### Task objective
Without altering anything, output the material below.

(Figure data in JSON)

= = = = =

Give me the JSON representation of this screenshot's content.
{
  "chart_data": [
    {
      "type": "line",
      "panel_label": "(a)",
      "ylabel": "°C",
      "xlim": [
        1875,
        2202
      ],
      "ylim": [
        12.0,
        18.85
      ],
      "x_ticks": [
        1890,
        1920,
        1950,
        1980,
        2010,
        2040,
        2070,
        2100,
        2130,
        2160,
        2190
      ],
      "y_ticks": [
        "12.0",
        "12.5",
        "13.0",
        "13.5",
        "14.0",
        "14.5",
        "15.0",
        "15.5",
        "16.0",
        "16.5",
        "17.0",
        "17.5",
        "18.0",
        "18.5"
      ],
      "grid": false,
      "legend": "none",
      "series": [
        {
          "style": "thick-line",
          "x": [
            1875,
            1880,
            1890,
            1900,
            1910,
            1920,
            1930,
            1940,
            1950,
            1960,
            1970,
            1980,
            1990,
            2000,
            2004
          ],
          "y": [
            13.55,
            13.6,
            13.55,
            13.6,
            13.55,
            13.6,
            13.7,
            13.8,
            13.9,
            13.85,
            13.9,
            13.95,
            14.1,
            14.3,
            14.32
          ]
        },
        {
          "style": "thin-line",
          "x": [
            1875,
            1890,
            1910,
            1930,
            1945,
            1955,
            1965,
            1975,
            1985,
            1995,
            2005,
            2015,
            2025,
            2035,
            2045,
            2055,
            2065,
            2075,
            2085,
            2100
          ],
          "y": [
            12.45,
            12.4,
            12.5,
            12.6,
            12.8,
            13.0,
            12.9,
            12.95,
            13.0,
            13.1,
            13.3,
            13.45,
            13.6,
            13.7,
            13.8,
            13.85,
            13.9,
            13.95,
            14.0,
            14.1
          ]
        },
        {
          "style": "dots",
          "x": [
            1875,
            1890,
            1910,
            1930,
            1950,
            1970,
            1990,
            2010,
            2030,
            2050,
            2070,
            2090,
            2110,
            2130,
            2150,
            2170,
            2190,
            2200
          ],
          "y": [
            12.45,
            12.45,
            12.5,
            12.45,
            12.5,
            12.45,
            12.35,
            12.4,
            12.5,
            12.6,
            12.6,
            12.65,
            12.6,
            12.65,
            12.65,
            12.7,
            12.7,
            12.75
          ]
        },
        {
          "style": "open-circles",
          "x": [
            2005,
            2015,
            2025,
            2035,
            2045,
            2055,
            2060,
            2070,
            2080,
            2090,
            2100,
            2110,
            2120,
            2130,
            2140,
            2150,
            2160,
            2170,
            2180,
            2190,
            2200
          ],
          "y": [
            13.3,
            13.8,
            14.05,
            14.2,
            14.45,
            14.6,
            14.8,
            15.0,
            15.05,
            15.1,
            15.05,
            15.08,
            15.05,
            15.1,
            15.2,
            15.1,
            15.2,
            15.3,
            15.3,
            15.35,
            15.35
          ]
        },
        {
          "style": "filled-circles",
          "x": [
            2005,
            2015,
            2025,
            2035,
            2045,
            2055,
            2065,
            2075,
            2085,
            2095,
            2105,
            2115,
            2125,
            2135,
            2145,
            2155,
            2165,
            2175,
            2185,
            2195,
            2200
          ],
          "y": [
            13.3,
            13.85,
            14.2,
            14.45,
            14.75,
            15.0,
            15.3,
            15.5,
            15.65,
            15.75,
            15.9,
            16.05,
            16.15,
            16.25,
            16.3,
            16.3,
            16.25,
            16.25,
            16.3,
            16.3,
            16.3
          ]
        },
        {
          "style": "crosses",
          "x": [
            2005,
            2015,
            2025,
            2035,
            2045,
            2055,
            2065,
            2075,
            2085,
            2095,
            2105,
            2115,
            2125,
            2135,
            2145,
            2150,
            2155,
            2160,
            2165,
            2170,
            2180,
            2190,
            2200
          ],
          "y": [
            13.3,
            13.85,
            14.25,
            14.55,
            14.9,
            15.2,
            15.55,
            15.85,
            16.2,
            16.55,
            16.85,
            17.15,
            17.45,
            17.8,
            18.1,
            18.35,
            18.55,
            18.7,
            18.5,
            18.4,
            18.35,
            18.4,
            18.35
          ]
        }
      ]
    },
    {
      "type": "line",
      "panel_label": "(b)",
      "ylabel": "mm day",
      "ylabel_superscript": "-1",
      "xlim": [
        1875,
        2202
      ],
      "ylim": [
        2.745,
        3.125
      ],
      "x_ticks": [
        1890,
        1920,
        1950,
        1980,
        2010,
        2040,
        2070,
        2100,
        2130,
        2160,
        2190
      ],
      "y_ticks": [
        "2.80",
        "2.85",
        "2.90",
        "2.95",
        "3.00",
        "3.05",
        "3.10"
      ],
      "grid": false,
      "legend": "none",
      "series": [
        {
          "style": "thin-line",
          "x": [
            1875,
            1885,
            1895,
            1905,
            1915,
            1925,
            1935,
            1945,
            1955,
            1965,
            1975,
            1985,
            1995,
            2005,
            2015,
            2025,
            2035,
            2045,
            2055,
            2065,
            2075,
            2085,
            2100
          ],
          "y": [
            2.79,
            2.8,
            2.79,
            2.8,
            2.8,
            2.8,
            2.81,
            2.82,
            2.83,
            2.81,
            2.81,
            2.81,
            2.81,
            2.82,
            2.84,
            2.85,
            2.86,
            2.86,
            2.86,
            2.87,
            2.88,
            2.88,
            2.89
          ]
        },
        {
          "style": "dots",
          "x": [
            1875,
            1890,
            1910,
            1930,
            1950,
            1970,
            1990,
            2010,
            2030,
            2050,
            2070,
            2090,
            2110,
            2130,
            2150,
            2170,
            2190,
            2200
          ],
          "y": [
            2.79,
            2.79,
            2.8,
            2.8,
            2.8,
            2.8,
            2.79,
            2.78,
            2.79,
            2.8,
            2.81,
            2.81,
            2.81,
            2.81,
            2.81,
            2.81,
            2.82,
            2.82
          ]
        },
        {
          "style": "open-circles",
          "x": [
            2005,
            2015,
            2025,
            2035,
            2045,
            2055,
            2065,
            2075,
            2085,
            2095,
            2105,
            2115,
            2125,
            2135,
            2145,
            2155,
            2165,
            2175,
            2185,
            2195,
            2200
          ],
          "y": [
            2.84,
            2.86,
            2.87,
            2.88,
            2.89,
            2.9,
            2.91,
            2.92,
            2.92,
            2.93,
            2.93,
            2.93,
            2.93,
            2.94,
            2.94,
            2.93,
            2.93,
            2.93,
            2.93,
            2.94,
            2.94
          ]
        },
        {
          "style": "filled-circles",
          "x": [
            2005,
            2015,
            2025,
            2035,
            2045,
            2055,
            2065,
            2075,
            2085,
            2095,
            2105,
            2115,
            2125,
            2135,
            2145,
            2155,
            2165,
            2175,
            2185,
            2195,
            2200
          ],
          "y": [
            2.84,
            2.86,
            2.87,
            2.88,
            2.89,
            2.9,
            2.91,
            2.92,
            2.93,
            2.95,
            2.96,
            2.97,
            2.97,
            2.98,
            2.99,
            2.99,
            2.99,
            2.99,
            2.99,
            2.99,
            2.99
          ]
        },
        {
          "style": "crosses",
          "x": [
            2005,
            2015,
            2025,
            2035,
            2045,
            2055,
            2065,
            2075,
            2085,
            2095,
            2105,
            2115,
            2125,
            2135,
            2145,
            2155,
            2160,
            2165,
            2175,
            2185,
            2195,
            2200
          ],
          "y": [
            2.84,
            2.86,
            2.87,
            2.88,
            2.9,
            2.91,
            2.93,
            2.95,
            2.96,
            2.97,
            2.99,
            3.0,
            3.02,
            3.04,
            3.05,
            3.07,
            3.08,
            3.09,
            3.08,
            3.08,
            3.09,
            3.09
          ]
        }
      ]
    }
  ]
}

= = = = =

### Correct response
Give me the JSON representation of this screenshot's content.
{
  "chart_data": [
    {
      "type": "line",
      "panel_label": "(a)",
      "ylabel": "°C",
      "xlim": [
        1875,
        2202
      ],
      "ylim": [
        12.0,
        18.85
      ],
      "x_ticks": [
        1890,
        1920,
        1950,
        1980,
        2010,
        2040,
        2070,
        2100,
        2130,
        2160,
        2190
      ],
      "y_ticks": [
        "12.0",
        "12.5",
        "13.0",
        "13.5",
        "14.0",
        "14.5",
        "15.0",
        "15.5",
        "16.0",
        "16.5",
        "17.0",
        "17.5",
        "18.0",
        "18.5"
      ],
      "grid": false,
      "legend": "none",
      "series": [
        {
          "style": "thick-line",
          "x": [
            1875,
            1880,
            1890,
            1900,
            1910,
            1920,
            1930,
            1940,
            1950,
            1960,
            1970,
            1980,
            1990,
            2000,
            2004
          ],
          "y": [
            13.55,
            13.6,
            13.55,
            13.6,
            13.55,
            13.6,
            13.7,
            13.8,
            13.9,
            13.85,
            13.9,
            13.95,
            14.1,
            14.3,
            14.32
          ]
        },
        {
          "style": "thin-line",
          "x": [
            1875,
            1890,
            1910,
            1930,
            1945,
            1955,
            1965,
            1975,
            1985,
            1995,
            2005,
            2015,
            2025,
            2035,
            2045,
            2055,
            2065,
            2075,
            2085,
            2100
          ],
          "y": [
            12.45,
            12.4,
            12.5,
            12.6,
            12.8,
            13.0,
            12.9,
            12.95,
            13.0,
            13.1,
            13.3,
            13.45,
            13.6,
            13.7,
            13.8,
            13.85,
            13.9,
            13.95,
            14.0,
            14.1
          ]
        },
        {
          "style": "dots",
          "x": [
            1875,
            1890,
            1910,
            1930,
            1950,
            1970,
            1990,
            2010,
            2030,
            2050,
            2070,
            2090,
            2110,
            2130,
            2150,
            2170,
            2190,
            2200
          ],
          "y": [
            12.45,
            12.45,
            12.5,
            12.45,
            12.5,
            12.45,
            12.35,
            12.4,
            12.5,
            12.6,
            12.6,
            12.65,
            12.6,
            12.65,
            12.65,
            12.7,
            12.7,
            12.75
          ]
        },
        {
          "style": "open-circles",
          "x": [
            2005,
            2015,
            2025,
            2035,
            2045,
            2055,
            2060,
            2070,
            2080,
            2090,
            2100,
            2110,
            2120,
            2130,
            2140,
            2150,
            2160,
            2170,
            2180,
            2190,
            2200
          ],
          "y": [
            13.3,
            13.8,
            14.05,
            14.2,
            14.45,
            14.6,
            14.8,
            15.0,
            15.05,
            15.1,
            15.05,
            15.08,
            15.05,
            15.1,
            15.2,
            15.1,
            15.2,
            15.3,
            15.3,
            15.35,
            15.35
          ]
        },
        {
          "style": "filled-circles",
          "x": [
            2005,
            2015,
            2025,
            2035,
            2045,
            2055,
            2065,
            2075,
            2085,
            2095,
            2105,
            2115,
            2125,
            2135,
            2145,
            2155,
            2165,
            2175,
            2185,
            2195,
            2200
          ],
          "y": [
            13.3,
            13.85,
            14.2,
            14.45,
            14.75,
            15.0,
            15.3,
            15.5,
            15.65,
            15.75,
            15.9,
            16.05,
            16.15,
            16.25,
            16.3,
            16.3,
            16.25,
            16.25,
            16.3,
            16.3,
            16.3
          ]
        },
        {
          "style": "crosses",
          "x": [
            2005,
            2015,
            2025,
            2035,
            2045,
            2055,
            2065,
            2075,
            2085,
            2095,
            2105,
            2115,
            2125,
            2135,
            2145,
            2150,
            2155,
            2160,
            2165,
            2170,
            2180,
            2190,
            2200
          ],
          "y": [
            13.3,
            13.85,
            14.25,
            14.55,
            14.9,
            15.2,
            15.55,
            15.85,
            16.2,
            16.55,
            16.85,
            17.15,
            17.45,
            17.8,
            18.1,
            18.35,
            18.55,
            18.7,
            18.5,
            18.4,
            18.35,
            18.4,
            18.35
          ]
        }
      ]
    },
    {
      "type": "line",
      "panel_label": "(b)",
      "ylabel": "mm day",
      "ylabel_superscript": "-1",
      "xlim": [
        1875,
        2202
      ],
      "ylim": [
        2.745,
        3.125
      ],
      "x_ticks": [
        1890,
        1920,
        1950,
        1980,
        2010,
        2040,
        2070,
        2100,
        2130,
        2160,
        2190
      ],
      "y_ticks": [
        "2.80",
        "2.85",
        "2.90",
        "2.95",
        "3.00",
        "3.05",
        "3.10"
      ],
      "grid": false,
      "legend": "none",
      "series": [
        {
          "style": "thin-line",
          "x": [
            1875,
            1885,
            1895,
            1905,
            1915,
            1925,
            1935,
            1945,
            1955,
            1965,
            1975,
            1985,
            1995,
            2005,
            2015,
            2025,
            2035,
            2045,
            2055,
            2065,
            2075,
            2085,
            2100
          ],
          "y": [
            2.79,
            2.8,
            2.79,
            2.8,
            2.8,
            2.8,
            2.81,
            2.82,
            2.83,
            2.81,
            2.81,
            2.81,
            2.81,
            2.82,
            2.84,
            2.85,
            2.86,
            2.86,
            2.86,
            2.87,
            2.88,
            2.88,
            2.89
          ]
        },
        {
          "style": "dots",
          "x": [
            1875,
            1890,
            1910,
            1930,
            1950,
            1970,
            1990,
            2010,
            2030,
            2050,
            2070,
            2090,
            2110,
            2130,
            2150,
            2170,
            2190,
            2200
          ],
          "y": [
            2.79,
            2.79,
            2.8,
            2.8,
            2.8,
            2.8,
            2.79,
            2.78,
            2.79,
            2.8,
            2.81,
            2.81,
            2.81,
            2.81,
            2.81,
            2.81,
            2.82,
            2.82
          ]
        },
        {
          "style": "open-circles",
          "x": [
            2005,
            2015,
            2025,
            2035,
            2045,
            2055,
            2065,
            2075,
            2085,
            2095,
            2105,
            2115,
            2125,
            2135,
            2145,
            2155,
            2165,
            2175,
            2185,
            2195,
            2200
          ],
          "y": [
            2.84,
            2.86,
            2.87,
            2.88,
            2.89,
            2.9,
            2.91,
            2.92,
            2.92,
            2.93,
            2.93,
            2.93,
            2.93,
            2.94,
            2.94,
            2.93,
            2.93,
            2.93,
            2.93,
            2.94,
            2.94
          ]
        },
        {
          "style": "filled-circles",
          "x": [
            2005,
            2015,
            2025,
            2035,
            2045,
            2055,
            2065,
            2075,
            2085,
            2095,
            2105,
            2115,
            2125,
            2135,
            2145,
            2155,
            2165,
            2175,
            2185,
            2195,
            2200
          ],
          "y": [
            2.84,
            2.86,
            2.87,
            2.88,
            2.89,
            2.9,
            2.91,
            2.92,
            2.93,
            2.95,
            2.96,
            2.97,
            2.97,
            2.98,
            2.99,
            2.99,
            2.99,
            2.99,
            2.99,
            2.99,
            2.99
          ]
        },
        {
          "style": "crosses",
          "x": [
            2005,
            2015,
            2025,
            2035,
            2045,
            2055,
            2065,
            2075,
            2085,
            2095,
            2105,
            2115,
            2125,
            2135,
            2145,
            2155,
            2160,
            2165,
            2175,
            2185,
            2195,
            2200
          ],
          "y": [
            2.84,
            2.86,
            2.87,
            2.88,
            2.9,
            2.91,
            2.93,
            2.95,
            2.96,
            2.97,
            2.99,
            3.0,
            3.02,
            3.04,
            3.05,
            3.07,
            3.08,
            3.09,
            3.08,
            3.08,
            3.09,
            3.09
          ]
        }
      ]
    }
  ]
}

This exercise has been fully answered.